# Recorded information start

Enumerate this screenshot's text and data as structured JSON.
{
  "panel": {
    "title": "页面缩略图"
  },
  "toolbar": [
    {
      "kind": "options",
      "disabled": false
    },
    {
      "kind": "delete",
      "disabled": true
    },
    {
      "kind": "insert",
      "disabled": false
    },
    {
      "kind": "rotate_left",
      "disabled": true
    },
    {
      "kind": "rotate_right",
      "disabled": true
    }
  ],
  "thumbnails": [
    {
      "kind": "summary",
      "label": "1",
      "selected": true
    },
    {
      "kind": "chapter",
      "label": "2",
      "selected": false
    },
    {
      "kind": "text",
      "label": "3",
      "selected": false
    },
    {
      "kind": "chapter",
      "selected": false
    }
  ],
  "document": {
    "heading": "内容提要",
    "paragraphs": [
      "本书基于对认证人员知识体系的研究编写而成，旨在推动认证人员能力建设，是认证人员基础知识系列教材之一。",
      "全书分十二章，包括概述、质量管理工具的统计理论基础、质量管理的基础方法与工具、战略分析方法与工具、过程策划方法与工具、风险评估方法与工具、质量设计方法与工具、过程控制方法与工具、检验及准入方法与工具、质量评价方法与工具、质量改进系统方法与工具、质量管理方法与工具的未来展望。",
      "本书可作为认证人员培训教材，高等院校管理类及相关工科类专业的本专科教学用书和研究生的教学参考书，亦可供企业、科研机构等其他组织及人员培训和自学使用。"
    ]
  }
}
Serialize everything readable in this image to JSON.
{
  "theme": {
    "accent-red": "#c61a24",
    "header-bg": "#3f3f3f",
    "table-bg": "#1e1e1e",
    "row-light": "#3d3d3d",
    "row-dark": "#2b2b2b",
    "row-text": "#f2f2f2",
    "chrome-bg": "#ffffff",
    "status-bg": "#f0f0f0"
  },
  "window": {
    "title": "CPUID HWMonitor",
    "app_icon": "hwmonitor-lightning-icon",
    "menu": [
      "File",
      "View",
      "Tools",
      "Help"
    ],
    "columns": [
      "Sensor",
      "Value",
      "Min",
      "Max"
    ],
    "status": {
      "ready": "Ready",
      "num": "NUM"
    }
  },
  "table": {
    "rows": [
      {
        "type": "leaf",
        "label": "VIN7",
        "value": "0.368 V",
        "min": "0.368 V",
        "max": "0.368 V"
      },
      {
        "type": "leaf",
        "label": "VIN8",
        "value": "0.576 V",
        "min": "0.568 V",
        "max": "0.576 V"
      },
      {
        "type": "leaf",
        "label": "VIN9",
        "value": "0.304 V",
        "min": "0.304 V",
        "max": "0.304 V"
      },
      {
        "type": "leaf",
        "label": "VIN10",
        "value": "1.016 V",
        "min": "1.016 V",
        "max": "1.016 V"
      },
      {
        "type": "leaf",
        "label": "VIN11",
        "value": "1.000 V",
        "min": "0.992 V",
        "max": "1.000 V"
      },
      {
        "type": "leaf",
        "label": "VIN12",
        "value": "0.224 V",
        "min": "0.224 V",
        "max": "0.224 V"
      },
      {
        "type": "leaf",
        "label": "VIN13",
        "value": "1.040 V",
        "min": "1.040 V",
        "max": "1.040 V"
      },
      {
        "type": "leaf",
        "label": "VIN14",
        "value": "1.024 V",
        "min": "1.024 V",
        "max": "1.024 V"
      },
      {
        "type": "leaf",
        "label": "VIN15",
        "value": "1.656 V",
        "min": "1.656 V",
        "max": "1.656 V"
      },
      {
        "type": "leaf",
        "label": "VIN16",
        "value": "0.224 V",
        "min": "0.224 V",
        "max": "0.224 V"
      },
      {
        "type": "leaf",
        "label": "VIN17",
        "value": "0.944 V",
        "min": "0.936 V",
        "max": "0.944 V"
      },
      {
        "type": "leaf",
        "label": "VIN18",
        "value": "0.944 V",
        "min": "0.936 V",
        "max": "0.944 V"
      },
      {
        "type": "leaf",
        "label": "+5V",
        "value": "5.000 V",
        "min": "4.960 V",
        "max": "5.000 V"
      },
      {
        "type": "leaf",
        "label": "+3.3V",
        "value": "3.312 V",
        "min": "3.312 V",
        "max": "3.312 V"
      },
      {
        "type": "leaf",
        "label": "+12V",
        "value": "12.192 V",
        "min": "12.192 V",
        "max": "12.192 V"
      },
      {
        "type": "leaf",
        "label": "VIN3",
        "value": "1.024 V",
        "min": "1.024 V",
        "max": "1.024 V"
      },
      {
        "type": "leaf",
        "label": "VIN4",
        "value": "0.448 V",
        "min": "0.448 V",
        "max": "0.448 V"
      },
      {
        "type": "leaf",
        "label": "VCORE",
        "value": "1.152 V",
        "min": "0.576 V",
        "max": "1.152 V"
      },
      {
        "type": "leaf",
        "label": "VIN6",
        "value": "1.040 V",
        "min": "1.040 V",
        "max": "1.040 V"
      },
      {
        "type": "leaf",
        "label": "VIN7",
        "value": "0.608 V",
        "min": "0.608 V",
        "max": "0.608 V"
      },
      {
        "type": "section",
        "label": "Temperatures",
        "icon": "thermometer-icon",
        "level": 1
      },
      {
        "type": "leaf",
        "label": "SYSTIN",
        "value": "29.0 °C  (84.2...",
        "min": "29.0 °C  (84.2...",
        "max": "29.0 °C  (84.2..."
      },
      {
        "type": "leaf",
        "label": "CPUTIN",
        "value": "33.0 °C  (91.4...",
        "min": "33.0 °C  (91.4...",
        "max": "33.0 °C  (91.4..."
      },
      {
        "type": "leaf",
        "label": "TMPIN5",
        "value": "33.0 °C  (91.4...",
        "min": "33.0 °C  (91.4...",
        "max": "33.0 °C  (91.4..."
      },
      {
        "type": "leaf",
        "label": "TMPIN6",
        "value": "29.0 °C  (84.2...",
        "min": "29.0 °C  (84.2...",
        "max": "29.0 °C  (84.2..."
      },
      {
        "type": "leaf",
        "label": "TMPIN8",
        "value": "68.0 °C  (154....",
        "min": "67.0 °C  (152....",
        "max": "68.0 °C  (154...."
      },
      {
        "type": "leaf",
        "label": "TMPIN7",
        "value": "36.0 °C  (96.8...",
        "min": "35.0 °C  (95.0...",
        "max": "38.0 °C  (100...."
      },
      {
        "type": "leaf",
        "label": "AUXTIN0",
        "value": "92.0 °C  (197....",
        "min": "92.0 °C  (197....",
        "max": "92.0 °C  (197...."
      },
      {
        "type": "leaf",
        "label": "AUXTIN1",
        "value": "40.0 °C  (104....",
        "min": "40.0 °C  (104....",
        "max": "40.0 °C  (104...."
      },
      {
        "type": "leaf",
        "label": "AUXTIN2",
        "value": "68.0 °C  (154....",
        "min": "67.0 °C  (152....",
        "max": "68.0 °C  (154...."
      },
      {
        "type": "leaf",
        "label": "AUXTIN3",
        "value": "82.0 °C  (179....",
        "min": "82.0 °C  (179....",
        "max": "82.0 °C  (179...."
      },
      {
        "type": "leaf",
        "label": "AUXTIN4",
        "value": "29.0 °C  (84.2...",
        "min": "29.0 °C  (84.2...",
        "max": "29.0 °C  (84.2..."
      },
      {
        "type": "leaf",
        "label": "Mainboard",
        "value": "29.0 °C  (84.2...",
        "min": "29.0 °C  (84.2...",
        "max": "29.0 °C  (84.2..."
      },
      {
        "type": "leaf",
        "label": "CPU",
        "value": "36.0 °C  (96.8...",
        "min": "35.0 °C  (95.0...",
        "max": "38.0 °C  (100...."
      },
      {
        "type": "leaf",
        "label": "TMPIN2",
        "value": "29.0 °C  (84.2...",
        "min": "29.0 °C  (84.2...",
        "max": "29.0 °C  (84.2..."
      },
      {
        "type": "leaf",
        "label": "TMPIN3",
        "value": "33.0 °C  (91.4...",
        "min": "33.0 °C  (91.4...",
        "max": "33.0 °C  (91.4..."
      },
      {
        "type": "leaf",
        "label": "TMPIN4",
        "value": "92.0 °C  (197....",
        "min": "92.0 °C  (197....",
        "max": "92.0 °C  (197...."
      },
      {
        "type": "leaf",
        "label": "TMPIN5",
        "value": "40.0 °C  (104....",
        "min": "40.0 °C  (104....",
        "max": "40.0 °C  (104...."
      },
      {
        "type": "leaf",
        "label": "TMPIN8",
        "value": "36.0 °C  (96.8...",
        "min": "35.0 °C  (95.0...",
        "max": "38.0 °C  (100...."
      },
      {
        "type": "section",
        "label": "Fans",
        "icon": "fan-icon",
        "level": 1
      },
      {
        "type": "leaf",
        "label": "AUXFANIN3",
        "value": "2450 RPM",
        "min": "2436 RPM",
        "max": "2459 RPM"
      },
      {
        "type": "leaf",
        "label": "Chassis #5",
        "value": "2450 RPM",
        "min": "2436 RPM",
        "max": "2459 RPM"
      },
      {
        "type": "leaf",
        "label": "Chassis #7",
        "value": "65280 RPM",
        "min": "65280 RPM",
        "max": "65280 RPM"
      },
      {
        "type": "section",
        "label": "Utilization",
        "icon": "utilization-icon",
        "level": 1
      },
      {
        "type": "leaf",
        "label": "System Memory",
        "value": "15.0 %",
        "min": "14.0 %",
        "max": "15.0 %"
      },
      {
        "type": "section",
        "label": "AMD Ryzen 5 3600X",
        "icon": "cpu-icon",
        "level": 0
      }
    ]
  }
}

# Recorded information end

▶ [Brief]: Say, as a bare number, how many lines in the entries above include the string "JSON".

▶ [Solved exercise]: 2